> **Task statement**: Check each line of the records below and collect those that include the word "detached".

BEGIN The data

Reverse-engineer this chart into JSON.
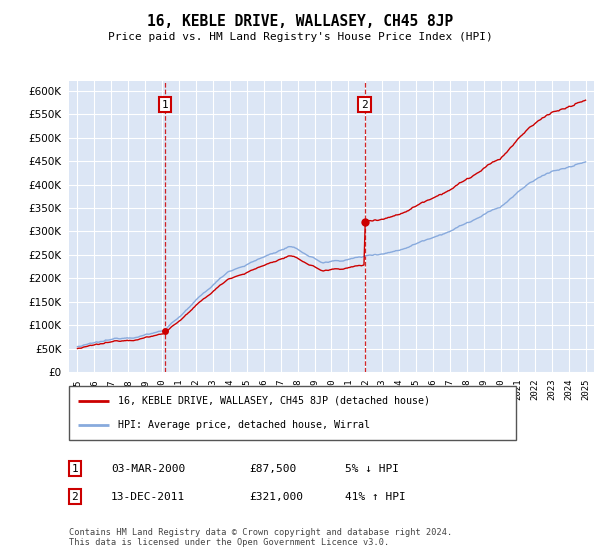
{
  "title": "16, KEBLE DRIVE, WALLASEY, CH45 8JP",
  "subtitle": "Price paid vs. HM Land Registry's House Price Index (HPI)",
  "ylim": [
    0,
    620000
  ],
  "yticks": [
    0,
    50000,
    100000,
    150000,
    200000,
    250000,
    300000,
    350000,
    400000,
    450000,
    500000,
    550000,
    600000
  ],
  "plot_bg_color": "#dce6f5",
  "line_color_red": "#cc0000",
  "line_color_blue": "#88aadd",
  "sale1_date": 2000.17,
  "sale1_price": 87500,
  "sale1_label": "1",
  "sale2_date": 2011.95,
  "sale2_price": 321000,
  "sale2_label": "2",
  "legend_line1": "16, KEBLE DRIVE, WALLASEY, CH45 8JP (detached house)",
  "legend_line2": "HPI: Average price, detached house, Wirral",
  "table_row1_num": "1",
  "table_row1_date": "03-MAR-2000",
  "table_row1_price": "£87,500",
  "table_row1_hpi": "5% ↓ HPI",
  "table_row2_num": "2",
  "table_row2_date": "13-DEC-2011",
  "table_row2_price": "£321,000",
  "table_row2_hpi": "41% ↑ HPI",
  "footnote": "Contains HM Land Registry data © Crown copyright and database right 2024.\nThis data is licensed under the Open Government Licence v3.0.",
  "xmin": 1994.5,
  "xmax": 2025.5
}
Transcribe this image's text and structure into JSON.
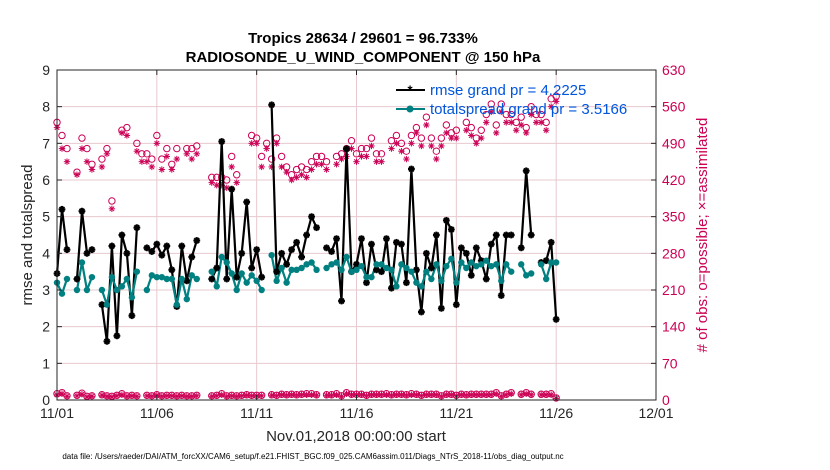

END The data

> **Answer to the exercise**:
  "legend_line1": "16, KEBLE DRIVE, WALLASEY, CH45 8JP (detached house)",
  "legend_line2": "HPI: Average price, detached house, Wirral",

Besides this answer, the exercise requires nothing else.